──────── Dataset excerpts ────────
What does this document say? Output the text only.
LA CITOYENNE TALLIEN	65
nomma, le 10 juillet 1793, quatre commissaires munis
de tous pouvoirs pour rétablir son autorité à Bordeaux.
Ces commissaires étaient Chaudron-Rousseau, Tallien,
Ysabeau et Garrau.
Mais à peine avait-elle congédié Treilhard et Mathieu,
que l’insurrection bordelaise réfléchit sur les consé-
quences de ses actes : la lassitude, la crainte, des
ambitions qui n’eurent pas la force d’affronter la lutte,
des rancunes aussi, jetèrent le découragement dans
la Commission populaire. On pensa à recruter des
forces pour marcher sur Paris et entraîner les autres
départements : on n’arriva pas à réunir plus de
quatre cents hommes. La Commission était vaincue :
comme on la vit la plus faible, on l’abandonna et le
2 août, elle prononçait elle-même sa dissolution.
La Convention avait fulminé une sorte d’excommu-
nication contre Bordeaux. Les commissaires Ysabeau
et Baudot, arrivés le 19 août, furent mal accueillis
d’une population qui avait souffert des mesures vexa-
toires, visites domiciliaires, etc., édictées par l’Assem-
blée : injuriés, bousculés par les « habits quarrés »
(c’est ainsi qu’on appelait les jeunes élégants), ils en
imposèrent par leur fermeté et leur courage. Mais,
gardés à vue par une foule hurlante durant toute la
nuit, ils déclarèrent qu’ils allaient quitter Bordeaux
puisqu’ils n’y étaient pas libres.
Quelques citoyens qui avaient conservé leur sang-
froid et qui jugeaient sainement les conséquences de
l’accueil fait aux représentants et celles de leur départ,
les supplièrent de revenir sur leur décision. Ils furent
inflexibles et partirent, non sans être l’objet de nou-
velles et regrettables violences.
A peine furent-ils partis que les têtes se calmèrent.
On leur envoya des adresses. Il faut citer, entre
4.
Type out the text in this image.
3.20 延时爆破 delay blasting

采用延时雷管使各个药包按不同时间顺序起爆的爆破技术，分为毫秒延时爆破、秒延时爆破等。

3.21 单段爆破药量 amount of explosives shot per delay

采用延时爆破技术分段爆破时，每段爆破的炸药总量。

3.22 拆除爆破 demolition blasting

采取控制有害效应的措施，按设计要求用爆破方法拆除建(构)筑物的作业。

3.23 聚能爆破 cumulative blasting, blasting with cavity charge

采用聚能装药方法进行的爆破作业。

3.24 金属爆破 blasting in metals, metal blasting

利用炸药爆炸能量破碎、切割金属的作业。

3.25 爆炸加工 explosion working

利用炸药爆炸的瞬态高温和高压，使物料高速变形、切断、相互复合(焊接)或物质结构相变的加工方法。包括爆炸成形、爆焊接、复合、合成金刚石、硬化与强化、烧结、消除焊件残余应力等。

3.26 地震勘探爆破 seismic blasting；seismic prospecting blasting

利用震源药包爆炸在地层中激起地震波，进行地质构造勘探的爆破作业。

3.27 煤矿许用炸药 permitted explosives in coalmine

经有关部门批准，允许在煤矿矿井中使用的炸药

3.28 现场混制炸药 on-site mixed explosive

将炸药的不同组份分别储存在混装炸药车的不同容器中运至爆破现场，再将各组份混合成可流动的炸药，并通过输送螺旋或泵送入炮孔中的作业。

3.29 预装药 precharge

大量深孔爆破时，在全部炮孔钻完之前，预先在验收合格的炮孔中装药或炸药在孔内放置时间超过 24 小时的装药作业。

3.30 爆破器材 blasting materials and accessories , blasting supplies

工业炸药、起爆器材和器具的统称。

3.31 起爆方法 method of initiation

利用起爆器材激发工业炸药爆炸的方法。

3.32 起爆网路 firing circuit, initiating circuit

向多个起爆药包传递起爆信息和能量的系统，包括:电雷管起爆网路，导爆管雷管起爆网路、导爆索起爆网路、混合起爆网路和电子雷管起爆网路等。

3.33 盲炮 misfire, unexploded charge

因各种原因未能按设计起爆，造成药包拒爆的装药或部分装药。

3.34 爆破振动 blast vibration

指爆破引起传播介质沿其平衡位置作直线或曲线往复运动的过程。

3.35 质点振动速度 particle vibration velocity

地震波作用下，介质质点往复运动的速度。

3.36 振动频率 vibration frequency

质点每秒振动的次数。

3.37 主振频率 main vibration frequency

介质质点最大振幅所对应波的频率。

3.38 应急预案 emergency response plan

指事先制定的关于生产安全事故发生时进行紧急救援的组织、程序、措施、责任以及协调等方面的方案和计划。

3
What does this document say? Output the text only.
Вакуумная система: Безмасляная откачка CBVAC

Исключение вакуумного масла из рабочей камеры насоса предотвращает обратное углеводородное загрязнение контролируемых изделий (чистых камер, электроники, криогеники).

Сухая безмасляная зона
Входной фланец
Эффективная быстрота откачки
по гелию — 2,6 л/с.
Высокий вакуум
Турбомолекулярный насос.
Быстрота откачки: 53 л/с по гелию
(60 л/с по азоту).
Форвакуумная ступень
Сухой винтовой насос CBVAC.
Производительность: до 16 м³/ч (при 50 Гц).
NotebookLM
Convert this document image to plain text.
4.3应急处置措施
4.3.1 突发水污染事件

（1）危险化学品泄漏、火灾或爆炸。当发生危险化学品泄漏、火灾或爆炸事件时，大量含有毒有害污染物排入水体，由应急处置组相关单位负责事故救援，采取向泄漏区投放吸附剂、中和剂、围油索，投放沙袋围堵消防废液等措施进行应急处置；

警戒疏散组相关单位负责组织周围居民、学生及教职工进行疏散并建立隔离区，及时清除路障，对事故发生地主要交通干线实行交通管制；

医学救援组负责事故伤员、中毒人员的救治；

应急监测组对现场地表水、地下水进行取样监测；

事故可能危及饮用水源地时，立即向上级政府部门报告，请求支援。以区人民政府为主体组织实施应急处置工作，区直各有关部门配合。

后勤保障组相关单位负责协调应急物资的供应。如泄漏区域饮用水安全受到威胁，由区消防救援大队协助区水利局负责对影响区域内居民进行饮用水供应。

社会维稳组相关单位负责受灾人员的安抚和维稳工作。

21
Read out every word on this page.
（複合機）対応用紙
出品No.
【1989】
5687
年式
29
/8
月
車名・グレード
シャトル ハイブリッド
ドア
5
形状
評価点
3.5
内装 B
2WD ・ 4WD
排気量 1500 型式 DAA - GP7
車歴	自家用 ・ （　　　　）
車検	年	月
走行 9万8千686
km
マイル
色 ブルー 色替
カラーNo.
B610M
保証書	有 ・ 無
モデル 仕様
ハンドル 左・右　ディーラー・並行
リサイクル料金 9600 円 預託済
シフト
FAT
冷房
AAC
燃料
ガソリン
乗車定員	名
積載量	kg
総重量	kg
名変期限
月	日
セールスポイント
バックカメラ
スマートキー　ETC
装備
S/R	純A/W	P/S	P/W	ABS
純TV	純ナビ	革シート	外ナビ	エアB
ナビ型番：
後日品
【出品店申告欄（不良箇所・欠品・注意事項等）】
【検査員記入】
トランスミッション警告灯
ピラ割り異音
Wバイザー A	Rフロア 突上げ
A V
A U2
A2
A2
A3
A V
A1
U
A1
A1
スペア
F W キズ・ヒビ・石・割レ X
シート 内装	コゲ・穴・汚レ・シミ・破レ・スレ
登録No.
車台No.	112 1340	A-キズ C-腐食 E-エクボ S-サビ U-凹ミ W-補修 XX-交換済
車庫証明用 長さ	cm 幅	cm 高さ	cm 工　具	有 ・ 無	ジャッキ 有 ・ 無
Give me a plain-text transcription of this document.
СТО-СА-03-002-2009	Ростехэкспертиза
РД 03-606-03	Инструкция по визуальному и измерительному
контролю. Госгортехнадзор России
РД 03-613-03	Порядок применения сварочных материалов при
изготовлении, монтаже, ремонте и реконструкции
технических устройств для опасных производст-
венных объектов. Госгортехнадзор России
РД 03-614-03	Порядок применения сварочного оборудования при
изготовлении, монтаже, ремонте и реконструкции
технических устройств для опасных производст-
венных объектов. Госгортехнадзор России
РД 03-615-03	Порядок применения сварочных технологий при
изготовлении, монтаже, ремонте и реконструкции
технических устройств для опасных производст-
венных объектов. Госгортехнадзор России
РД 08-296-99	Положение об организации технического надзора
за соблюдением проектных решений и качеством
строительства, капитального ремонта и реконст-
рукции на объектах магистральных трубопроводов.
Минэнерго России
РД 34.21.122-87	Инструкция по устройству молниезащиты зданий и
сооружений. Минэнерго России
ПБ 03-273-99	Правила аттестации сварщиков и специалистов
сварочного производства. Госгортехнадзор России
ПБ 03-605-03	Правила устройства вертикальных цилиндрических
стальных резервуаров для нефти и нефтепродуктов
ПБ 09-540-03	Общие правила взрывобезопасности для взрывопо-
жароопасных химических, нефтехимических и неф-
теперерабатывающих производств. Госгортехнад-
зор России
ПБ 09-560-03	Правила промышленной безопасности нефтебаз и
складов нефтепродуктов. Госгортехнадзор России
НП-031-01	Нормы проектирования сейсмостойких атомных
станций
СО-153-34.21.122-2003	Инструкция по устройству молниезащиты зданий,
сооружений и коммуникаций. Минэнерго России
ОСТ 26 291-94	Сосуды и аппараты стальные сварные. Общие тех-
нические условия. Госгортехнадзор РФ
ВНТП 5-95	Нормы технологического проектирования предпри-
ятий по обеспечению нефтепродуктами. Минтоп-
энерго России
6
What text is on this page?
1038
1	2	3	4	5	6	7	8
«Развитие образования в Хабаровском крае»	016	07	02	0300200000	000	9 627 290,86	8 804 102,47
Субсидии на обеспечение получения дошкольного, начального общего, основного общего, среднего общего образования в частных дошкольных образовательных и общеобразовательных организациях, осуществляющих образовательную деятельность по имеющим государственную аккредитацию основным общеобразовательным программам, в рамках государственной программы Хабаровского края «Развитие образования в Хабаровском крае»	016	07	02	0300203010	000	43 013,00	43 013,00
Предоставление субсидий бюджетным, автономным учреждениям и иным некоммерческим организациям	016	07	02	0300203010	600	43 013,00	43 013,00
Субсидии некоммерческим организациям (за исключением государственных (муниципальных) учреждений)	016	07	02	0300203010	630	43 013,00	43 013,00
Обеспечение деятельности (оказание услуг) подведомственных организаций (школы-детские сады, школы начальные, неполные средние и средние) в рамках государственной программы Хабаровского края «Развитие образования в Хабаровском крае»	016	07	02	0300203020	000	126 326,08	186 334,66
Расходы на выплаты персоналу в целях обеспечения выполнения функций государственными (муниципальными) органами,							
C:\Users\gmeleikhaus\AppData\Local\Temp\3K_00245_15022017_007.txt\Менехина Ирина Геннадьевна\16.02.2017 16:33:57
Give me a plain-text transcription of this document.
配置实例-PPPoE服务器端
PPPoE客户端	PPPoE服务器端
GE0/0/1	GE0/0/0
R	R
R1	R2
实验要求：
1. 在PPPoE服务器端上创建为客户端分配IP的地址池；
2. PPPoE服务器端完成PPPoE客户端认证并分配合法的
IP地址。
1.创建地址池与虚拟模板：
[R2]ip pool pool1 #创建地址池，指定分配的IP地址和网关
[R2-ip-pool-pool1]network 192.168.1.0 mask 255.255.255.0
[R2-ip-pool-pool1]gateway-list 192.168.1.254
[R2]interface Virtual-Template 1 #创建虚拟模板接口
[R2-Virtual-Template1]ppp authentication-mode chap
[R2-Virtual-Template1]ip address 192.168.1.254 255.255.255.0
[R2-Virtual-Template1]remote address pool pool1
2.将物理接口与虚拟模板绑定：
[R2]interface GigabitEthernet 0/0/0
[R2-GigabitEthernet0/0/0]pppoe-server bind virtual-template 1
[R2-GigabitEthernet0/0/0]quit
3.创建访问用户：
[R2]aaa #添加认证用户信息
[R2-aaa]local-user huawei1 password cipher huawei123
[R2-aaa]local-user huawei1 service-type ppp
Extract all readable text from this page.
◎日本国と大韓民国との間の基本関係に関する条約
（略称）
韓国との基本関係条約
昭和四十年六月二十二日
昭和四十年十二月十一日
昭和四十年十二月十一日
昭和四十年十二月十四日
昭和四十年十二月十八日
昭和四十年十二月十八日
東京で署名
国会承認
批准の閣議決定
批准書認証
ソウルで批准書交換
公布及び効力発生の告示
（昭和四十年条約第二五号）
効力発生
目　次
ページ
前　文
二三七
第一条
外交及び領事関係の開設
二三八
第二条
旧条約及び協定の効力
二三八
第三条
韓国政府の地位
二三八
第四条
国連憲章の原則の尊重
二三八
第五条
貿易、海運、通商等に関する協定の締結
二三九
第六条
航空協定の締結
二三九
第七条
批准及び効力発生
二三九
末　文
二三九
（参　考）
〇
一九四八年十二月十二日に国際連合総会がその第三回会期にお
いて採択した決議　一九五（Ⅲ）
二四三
────────
Look through the entries above; copy every line holding the string "откачки".

The result
Эффективная быстрота откачки
Быстрота откачки: 53 л/с по гелию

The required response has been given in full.